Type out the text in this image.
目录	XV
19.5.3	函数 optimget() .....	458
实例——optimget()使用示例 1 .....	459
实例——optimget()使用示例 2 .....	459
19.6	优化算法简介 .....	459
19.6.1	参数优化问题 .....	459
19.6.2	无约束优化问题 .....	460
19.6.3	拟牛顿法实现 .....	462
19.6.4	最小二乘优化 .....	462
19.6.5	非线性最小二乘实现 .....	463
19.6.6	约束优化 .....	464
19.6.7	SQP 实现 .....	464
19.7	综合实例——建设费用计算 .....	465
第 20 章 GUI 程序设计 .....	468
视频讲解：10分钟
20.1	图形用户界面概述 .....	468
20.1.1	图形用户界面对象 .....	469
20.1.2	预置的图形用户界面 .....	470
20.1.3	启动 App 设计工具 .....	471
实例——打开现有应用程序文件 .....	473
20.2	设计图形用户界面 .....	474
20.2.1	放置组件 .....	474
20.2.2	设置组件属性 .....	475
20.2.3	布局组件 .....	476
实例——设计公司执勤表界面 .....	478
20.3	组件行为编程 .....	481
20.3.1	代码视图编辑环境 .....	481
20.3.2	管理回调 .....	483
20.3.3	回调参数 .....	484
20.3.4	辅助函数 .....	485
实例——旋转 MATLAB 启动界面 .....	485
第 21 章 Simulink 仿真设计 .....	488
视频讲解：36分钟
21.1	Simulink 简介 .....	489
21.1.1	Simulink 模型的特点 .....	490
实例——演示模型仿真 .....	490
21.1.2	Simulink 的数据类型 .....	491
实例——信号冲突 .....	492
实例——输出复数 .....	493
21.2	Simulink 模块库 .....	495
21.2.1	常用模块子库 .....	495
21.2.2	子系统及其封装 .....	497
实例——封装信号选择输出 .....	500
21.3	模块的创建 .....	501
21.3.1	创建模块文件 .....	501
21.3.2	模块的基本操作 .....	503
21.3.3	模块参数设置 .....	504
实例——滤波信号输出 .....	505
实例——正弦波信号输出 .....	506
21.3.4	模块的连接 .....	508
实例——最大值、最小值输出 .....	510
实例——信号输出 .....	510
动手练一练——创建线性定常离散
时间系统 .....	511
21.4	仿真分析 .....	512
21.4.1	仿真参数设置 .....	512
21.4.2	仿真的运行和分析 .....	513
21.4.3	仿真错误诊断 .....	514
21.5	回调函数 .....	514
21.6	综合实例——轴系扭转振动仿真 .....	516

.....

Written problem
Your task is to retype all of the records exactly.

Written answer
Type out the text in this image.
目录	XV
19.5.3	函数 optimget() .....	458
实例——optimget()使用示例 1 .....	459
实例——optimget()使用示例 2 .....	459
19.6	优化算法简介 .....	459
19.6.1	参数优化问题 .....	459
19.6.2	无约束优化问题 .....	460
19.6.3	拟牛顿法实现 .....	462
19.6.4	最小二乘优化 .....	462
19.6.5	非线性最小二乘实现 .....	463
19.6.6	约束优化 .....	464
19.6.7	SQP 实现 .....	464
19.7	综合实例——建设费用计算 .....	465
第 20 章 GUI 程序设计 .....	468
视频讲解：10分钟
20.1	图形用户界面概述 .....	468
20.1.1	图形用户界面对象 .....	469
20.1.2	预置的图形用户界面 .....	470
20.1.3	启动 App 设计工具 .....	471
实例——打开现有应用程序文件 .....	473
20.2	设计图形用户界面 .....	474
20.2.1	放置组件 .....	474
20.2.2	设置组件属性 .....	475
20.2.3	布局组件 .....	476
实例——设计公司执勤表界面 .....	478
20.3	组件行为编程 .....	481
20.3.1	代码视图编辑环境 .....	481
20.3.2	管理回调 .....	483
20.3.3	回调参数 .....	484
20.3.4	辅助函数 .....	485
实例——旋转 MATLAB 启动界面 .....	485
第 21 章 Simulink 仿真设计 .....	488
视频讲解：36分钟
21.1	Simulink 简介 .....	489
21.1.1	Simulink 模型的特点 .....	490
实例——演示模型仿真 .....	490
21.1.2	Simulink 的数据类型 .....	491
实例——信号冲突 .....	492
实例——输出复数 .....	493
21.2	Simulink 模块库 .....	495
21.2.1	常用模块子库 .....	495
21.2.2	子系统及其封装 .....	497
实例——封装信号选择输出 .....	500
21.3	模块的创建 .....	501
21.3.1	创建模块文件 .....	501
21.3.2	模块的基本操作 .....	503
21.3.3	模块参数设置 .....	504
实例——滤波信号输出 .....	505
实例——正弦波信号输出 .....	506
21.3.4	模块的连接 .....	508
实例——最大值、最小值输出 .....	510
实例——信号输出 .....	510
动手练一练——创建线性定常离散
时间系统 .....	511
21.4	仿真分析 .....	512
21.4.1	仿真参数设置 .....	512
21.4.2	仿真的运行和分析 .....	513
21.4.3	仿真错误诊断 .....	514
21.5	回调函数 .....	514
21.6	综合实例——轴系扭转振动仿真 .....	516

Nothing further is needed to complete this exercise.